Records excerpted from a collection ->
═══

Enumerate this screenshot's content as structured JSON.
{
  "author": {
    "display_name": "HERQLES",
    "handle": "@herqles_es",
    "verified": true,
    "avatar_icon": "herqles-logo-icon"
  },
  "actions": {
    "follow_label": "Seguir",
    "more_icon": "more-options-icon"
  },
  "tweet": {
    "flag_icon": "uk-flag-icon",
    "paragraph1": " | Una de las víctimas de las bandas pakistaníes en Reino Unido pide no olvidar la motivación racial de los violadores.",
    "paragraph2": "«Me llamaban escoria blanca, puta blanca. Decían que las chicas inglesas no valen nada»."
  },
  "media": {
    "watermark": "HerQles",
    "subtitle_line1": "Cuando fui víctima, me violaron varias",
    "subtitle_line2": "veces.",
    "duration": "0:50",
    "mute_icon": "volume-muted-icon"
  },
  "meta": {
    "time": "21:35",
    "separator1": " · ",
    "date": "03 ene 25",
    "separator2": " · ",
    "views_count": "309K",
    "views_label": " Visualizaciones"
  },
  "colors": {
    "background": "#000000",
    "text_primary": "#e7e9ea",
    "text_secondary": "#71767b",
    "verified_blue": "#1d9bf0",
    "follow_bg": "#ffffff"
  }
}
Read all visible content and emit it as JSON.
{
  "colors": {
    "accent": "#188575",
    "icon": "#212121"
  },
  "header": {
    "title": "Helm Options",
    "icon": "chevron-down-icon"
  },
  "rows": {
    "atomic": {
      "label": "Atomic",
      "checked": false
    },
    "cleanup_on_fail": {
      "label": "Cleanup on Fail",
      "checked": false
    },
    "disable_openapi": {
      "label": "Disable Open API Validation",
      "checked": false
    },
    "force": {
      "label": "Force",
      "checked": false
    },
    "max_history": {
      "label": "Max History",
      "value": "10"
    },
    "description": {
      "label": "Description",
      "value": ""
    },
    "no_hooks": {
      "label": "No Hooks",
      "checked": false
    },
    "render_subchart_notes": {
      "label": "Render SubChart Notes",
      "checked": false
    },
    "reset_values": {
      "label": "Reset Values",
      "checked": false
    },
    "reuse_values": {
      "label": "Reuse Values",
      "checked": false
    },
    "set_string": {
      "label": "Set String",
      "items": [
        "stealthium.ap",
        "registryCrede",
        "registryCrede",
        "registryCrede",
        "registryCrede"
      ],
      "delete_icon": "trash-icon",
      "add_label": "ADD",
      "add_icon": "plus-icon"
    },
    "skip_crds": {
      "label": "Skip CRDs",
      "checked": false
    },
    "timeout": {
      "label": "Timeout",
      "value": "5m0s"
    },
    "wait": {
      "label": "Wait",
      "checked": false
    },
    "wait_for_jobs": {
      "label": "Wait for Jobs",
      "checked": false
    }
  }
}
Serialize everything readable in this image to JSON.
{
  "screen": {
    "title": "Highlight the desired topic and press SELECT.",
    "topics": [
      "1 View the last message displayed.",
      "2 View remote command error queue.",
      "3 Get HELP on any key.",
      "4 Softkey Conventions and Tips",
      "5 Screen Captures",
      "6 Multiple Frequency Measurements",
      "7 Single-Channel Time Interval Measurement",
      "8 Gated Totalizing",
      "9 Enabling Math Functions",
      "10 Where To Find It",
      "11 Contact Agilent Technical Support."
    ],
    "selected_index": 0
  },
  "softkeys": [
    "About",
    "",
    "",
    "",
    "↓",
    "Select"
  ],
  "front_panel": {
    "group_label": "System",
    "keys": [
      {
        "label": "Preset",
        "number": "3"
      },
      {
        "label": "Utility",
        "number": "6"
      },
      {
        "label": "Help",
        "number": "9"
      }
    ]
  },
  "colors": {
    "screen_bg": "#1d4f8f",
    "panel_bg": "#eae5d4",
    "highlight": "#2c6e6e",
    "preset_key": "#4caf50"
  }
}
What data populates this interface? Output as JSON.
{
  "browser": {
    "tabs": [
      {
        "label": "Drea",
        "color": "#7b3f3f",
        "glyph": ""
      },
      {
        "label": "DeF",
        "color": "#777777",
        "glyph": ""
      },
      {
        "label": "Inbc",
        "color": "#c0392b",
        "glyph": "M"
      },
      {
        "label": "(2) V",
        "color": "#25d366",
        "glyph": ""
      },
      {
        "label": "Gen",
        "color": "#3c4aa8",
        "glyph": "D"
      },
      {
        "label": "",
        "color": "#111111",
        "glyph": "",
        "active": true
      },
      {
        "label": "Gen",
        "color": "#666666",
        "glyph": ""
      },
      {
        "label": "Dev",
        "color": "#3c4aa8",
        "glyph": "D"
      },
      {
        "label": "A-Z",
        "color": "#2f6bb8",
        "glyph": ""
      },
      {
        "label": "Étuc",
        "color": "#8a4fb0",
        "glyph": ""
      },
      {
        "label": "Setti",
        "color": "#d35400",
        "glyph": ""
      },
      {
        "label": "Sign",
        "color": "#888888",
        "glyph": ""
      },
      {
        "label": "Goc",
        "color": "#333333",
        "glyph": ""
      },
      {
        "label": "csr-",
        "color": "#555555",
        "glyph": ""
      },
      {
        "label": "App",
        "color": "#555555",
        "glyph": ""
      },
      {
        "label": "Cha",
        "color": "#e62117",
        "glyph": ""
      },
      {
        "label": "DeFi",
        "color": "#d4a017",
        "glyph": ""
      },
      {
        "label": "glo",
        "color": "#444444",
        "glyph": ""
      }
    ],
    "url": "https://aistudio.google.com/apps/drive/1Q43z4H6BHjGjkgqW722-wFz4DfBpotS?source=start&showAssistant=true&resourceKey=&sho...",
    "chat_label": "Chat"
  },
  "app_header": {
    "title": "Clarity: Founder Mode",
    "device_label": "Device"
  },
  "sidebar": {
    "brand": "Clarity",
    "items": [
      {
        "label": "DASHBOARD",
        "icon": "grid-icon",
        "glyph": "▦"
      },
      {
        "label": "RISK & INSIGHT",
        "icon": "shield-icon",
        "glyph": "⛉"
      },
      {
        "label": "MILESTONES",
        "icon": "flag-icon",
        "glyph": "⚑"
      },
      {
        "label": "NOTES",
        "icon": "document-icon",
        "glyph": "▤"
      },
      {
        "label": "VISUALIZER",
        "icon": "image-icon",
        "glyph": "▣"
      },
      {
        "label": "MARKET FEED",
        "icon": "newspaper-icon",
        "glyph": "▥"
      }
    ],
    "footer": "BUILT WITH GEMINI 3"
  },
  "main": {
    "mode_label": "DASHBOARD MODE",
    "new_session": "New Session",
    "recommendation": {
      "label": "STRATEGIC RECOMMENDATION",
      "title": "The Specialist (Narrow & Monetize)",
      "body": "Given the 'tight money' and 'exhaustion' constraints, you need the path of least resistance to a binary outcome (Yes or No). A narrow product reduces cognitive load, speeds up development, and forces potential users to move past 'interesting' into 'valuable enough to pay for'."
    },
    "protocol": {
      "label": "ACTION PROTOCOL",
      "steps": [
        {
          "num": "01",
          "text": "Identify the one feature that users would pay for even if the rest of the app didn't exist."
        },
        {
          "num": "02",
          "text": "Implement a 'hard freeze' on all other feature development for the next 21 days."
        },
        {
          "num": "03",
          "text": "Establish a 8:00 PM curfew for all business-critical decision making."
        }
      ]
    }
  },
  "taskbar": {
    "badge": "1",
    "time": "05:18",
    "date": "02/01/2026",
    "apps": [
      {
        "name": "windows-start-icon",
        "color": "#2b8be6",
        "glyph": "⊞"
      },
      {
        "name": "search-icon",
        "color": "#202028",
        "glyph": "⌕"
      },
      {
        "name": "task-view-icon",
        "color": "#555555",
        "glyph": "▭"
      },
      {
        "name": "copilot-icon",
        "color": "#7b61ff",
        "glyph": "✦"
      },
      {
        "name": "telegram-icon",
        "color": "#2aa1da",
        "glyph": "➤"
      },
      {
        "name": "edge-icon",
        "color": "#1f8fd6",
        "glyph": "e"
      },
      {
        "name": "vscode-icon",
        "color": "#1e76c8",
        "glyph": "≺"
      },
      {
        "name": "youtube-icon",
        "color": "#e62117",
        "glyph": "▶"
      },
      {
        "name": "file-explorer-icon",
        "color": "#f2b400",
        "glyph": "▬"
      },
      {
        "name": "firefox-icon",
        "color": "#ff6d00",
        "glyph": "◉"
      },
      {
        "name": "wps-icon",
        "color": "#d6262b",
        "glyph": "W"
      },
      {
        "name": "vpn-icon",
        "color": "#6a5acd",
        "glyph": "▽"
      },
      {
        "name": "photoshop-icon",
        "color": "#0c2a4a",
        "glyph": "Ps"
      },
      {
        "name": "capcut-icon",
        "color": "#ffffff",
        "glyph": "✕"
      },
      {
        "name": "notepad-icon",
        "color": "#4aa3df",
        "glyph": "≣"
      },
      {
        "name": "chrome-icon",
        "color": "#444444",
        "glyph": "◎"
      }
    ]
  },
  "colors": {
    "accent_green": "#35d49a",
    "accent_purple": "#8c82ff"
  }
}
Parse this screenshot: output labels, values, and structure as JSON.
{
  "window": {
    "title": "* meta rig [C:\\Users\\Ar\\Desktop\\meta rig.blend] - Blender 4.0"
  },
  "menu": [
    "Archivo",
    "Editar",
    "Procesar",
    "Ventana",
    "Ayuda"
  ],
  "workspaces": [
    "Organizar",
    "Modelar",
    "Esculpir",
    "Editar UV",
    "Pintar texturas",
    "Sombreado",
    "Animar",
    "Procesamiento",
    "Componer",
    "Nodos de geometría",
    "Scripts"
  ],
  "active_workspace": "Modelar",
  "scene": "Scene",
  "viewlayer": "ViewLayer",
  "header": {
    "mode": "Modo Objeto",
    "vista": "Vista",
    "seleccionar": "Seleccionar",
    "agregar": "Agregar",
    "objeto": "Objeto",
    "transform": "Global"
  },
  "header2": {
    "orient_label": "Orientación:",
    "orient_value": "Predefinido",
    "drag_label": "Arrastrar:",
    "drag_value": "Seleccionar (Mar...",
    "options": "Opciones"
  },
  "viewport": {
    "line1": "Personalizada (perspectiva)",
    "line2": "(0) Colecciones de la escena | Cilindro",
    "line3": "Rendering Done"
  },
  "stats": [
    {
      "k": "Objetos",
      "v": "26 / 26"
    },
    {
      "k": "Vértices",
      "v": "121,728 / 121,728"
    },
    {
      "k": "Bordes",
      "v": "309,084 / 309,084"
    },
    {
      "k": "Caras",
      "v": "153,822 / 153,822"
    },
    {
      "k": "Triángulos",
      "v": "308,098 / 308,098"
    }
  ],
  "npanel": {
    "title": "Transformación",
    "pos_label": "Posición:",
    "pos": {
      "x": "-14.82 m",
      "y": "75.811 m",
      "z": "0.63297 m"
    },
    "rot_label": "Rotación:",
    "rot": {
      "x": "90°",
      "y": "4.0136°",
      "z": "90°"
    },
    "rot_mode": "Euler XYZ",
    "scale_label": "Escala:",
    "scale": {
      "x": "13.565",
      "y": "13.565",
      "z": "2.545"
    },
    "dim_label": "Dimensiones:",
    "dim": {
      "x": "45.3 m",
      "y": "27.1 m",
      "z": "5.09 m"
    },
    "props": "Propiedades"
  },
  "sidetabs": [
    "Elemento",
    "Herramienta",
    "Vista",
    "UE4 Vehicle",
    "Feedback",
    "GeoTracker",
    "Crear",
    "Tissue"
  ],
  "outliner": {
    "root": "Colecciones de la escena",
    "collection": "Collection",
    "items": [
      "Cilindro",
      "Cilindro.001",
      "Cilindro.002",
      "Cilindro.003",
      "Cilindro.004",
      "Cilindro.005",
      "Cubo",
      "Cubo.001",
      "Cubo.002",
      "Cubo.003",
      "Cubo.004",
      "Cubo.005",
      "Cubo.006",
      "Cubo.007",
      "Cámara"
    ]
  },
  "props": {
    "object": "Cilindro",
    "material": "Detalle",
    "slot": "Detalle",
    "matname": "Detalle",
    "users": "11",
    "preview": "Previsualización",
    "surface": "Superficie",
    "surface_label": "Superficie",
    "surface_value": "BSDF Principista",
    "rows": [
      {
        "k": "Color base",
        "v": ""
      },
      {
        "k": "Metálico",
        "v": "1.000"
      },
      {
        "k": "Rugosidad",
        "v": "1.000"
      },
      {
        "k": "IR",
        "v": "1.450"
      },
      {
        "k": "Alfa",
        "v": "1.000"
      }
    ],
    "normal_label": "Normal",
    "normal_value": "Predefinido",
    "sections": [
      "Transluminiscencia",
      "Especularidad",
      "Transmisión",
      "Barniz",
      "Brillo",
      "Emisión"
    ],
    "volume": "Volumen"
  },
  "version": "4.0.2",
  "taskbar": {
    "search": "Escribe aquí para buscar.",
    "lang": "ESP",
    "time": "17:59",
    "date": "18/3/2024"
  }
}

═══

SET TASK ->
Pull out each line of the listing that holds the string "Superficie".

ANSWER FOR THE TASK ->
    "surface": "Superficie",
    "surface_label": "Superficie",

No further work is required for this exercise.